• Material for the task:
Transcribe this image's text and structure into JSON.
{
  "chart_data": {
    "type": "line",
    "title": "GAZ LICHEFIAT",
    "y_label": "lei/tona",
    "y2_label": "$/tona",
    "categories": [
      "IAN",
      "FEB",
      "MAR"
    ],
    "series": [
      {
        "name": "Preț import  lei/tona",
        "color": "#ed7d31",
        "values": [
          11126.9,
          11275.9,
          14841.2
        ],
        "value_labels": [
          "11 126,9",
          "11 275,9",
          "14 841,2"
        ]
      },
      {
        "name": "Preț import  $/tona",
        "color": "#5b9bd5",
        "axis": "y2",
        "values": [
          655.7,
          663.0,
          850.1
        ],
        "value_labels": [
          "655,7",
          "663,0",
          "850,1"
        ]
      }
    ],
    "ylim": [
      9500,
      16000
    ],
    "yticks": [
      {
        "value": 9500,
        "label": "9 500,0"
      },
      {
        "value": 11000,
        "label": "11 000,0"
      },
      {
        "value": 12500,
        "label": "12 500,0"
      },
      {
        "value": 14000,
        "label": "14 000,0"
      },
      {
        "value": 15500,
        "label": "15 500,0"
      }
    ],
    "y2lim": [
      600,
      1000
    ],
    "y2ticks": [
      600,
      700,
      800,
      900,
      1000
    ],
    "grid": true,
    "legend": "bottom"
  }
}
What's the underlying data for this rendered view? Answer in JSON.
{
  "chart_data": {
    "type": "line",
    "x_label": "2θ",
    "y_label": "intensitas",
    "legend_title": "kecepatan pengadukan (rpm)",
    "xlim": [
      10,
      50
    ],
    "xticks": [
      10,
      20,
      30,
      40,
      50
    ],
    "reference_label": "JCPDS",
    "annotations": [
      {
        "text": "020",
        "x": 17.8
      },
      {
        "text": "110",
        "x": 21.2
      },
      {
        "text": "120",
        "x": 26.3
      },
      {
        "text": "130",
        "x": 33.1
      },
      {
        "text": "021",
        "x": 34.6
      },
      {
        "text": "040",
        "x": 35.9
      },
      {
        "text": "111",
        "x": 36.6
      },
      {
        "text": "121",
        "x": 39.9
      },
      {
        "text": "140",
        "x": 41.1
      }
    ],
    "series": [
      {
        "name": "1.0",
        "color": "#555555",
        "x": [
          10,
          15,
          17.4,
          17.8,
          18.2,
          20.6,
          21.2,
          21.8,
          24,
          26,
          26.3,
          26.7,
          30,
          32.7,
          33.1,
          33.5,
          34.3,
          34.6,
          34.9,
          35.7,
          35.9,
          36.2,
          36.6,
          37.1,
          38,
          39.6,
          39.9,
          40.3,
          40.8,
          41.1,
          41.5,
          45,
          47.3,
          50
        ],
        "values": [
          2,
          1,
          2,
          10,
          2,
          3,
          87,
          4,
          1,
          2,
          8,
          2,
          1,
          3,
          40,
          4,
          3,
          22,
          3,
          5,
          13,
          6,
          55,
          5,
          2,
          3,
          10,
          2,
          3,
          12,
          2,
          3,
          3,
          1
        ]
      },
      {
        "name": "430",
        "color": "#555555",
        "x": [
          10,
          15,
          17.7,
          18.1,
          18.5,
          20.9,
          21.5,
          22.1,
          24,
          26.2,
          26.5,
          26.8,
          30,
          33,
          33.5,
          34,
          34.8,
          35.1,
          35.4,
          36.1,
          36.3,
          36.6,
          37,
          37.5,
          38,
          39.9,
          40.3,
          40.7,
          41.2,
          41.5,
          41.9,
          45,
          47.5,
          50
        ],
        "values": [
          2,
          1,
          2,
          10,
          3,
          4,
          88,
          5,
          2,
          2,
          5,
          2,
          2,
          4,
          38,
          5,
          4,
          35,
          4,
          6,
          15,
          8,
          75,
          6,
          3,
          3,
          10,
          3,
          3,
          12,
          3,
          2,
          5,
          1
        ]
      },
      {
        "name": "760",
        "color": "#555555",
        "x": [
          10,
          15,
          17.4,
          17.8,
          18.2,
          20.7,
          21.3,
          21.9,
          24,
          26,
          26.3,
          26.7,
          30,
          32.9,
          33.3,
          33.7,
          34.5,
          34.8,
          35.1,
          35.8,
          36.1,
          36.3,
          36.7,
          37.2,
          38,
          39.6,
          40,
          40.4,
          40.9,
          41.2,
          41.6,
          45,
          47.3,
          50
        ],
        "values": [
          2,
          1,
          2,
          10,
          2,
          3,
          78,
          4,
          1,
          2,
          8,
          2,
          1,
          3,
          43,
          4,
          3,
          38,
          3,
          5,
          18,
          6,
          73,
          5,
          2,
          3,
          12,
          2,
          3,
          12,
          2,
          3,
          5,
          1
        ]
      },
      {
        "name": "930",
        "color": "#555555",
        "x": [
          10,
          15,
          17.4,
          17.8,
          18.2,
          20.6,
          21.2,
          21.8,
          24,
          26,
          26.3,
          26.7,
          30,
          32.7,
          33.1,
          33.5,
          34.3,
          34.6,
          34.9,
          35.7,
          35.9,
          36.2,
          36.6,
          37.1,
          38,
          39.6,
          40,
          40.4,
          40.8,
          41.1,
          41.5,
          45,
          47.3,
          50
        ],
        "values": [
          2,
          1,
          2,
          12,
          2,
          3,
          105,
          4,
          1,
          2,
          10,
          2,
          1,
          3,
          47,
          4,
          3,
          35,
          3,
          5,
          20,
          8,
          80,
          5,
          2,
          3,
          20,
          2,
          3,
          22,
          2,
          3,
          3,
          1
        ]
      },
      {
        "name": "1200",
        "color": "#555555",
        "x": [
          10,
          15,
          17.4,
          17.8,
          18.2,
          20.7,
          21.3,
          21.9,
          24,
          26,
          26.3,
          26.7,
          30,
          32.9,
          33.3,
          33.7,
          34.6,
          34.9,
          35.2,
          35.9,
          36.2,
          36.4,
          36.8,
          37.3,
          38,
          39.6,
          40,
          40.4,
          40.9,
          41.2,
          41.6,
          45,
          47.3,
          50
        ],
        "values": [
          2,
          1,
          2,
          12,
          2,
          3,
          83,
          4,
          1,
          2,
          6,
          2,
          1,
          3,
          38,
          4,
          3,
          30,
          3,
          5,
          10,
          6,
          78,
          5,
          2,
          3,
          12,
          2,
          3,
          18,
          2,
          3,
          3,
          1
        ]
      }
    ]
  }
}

• Instruction:
Please restate the data word for word, every record included.

• Output for this task:
Transcribe this image's text and structure into JSON.
{
  "chart_data": {
    "type": "line",
    "title": "GAZ LICHEFIAT",
    "y_label": "lei/tona",
    "y2_label": "$/tona",
    "categories": [
      "IAN",
      "FEB",
      "MAR"
    ],
    "series": [
      {
        "name": "Preț import  lei/tona",
        "color": "#ed7d31",
        "values": [
          11126.9,
          11275.9,
          14841.2
        ],
        "value_labels": [
          "11 126,9",
          "11 275,9",
          "14 841,2"
        ]
      },
      {
        "name": "Preț import  $/tona",
        "color": "#5b9bd5",
        "axis": "y2",
        "values": [
          655.7,
          663.0,
          850.1
        ],
        "value_labels": [
          "655,7",
          "663,0",
          "850,1"
        ]
      }
    ],
    "ylim": [
      9500,
      16000
    ],
    "yticks": [
      {
        "value": 9500,
        "label": "9 500,0"
      },
      {
        "value": 11000,
        "label": "11 000,0"
      },
      {
        "value": 12500,
        "label": "12 500,0"
      },
      {
        "value": 14000,
        "label": "14 000,0"
      },
      {
        "value": 15500,
        "label": "15 500,0"
      }
    ],
    "y2lim": [
      600,
      1000
    ],
    "y2ticks": [
      600,
      700,
      800,
      900,
      1000
    ],
    "grid": true,
    "legend": "bottom"
  }
}
What's the underlying data for this rendered view? Answer in JSON.
{
  "chart_data": {
    "type": "line",
    "x_label": "2θ",
    "y_label": "intensitas",
    "legend_title": "kecepatan pengadukan (rpm)",
    "xlim": [
      10,
      50
    ],
    "xticks": [
      10,
      20,
      30,
      40,
      50
    ],
    "reference_label": "JCPDS",
    "annotations": [
      {
        "text": "020",
        "x": 17.8
      },
      {
        "text": "110",
        "x": 21.2
      },
      {
        "text": "120",
        "x": 26.3
      },
      {
        "text": "130",
        "x": 33.1
      },
      {
        "text": "021",
        "x": 34.6
      },
      {
        "text": "040",
        "x": 35.9
      },
      {
        "text": "111",
        "x": 36.6
      },
      {
        "text": "121",
        "x": 39.9
      },
      {
        "text": "140",
        "x": 41.1
      }
    ],
    "series": [
      {
        "name": "1.0",
        "color": "#555555",
        "x": [
          10,
          15,
          17.4,
          17.8,
          18.2,
          20.6,
          21.2,
          21.8,
          24,
          26,
          26.3,
          26.7,
          30,
          32.7,
          33.1,
          33.5,
          34.3,
          34.6,
          34.9,
          35.7,
          35.9,
          36.2,
          36.6,
          37.1,
          38,
          39.6,
          39.9,
          40.3,
          40.8,
          41.1,
          41.5,
          45,
          47.3,
          50
        ],
        "values": [
          2,
          1,
          2,
          10,
          2,
          3,
          87,
          4,
          1,
          2,
          8,
          2,
          1,
          3,
          40,
          4,
          3,
          22,
          3,
          5,
          13,
          6,
          55,
          5,
          2,
          3,
          10,
          2,
          3,
          12,
          2,
          3,
          3,
          1
        ]
      },
      {
        "name": "430",
        "color": "#555555",
        "x": [
          10,
          15,
          17.7,
          18.1,
          18.5,
          20.9,
          21.5,
          22.1,
          24,
          26.2,
          26.5,
          26.8,
          30,
          33,
          33.5,
          34,
          34.8,
          35.1,
          35.4,
          36.1,
          36.3,
          36.6,
          37,
          37.5,
          38,
          39.9,
          40.3,
          40.7,
          41.2,
          41.5,
          41.9,
          45,
          47.5,
          50
        ],
        "values": [
          2,
          1,
          2,
          10,
          3,
          4,
          88,
          5,
          2,
          2,
          5,
          2,
          2,
          4,
          38,
          5,
          4,
          35,
          4,
          6,
          15,
          8,
          75,
          6,
          3,
          3,
          10,
          3,
          3,
          12,
          3,
          2,
          5,
          1
        ]
      },
      {
        "name": "760",
        "color": "#555555",
        "x": [
          10,
          15,
          17.4,
          17.8,
          18.2,
          20.7,
          21.3,
          21.9,
          24,
          26,
          26.3,
          26.7,
          30,
          32.9,
          33.3,
          33.7,
          34.5,
          34.8,
          35.1,
          35.8,
          36.1,
          36.3,
          36.7,
          37.2,
          38,
          39.6,
          40,
          40.4,
          40.9,
          41.2,
          41.6,
          45,
          47.3,
          50
        ],
        "values": [
          2,
          1,
          2,
          10,
          2,
          3,
          78,
          4,
          1,
          2,
          8,
          2,
          1,
          3,
          43,
          4,
          3,
          38,
          3,
          5,
          18,
          6,
          73,
          5,
          2,
          3,
          12,
          2,
          3,
          12,
          2,
          3,
          5,
          1
        ]
      },
      {
        "name": "930",
        "color": "#555555",
        "x": [
          10,
          15,
          17.4,
          17.8,
          18.2,
          20.6,
          21.2,
          21.8,
          24,
          26,
          26.3,
          26.7,
          30,
          32.7,
          33.1,
          33.5,
          34.3,
          34.6,
          34.9,
          35.7,
          35.9,
          36.2,
          36.6,
          37.1,
          38,
          39.6,
          40,
          40.4,
          40.8,
          41.1,
          41.5,
          45,
          47.3,
          50
        ],
        "values": [
          2,
          1,
          2,
          12,
          2,
          3,
          105,
          4,
          1,
          2,
          10,
          2,
          1,
          3,
          47,
          4,
          3,
          35,
          3,
          5,
          20,
          8,
          80,
          5,
          2,
          3,
          20,
          2,
          3,
          22,
          2,
          3,
          3,
          1
        ]
      },
      {
        "name": "1200",
        "color": "#555555",
        "x": [
          10,
          15,
          17.4,
          17.8,
          18.2,
          20.7,
          21.3,
          21.9,
          24,
          26,
          26.3,
          26.7,
          30,
          32.9,
          33.3,
          33.7,
          34.6,
          34.9,
          35.2,
          35.9,
          36.2,
          36.4,
          36.8,
          37.3,
          38,
          39.6,
          40,
          40.4,
          40.9,
          41.2,
          41.6,
          45,
          47.3,
          50
        ],
        "values": [
          2,
          1,
          2,
          12,
          2,
          3,
          83,
          4,
          1,
          2,
          6,
          2,
          1,
          3,
          38,
          4,
          3,
          30,
          3,
          5,
          10,
          6,
          78,
          5,
          2,
          3,
          12,
          2,
          3,
          18,
          2,
          3,
          3,
          1
        ]
      }
    ]
  }
}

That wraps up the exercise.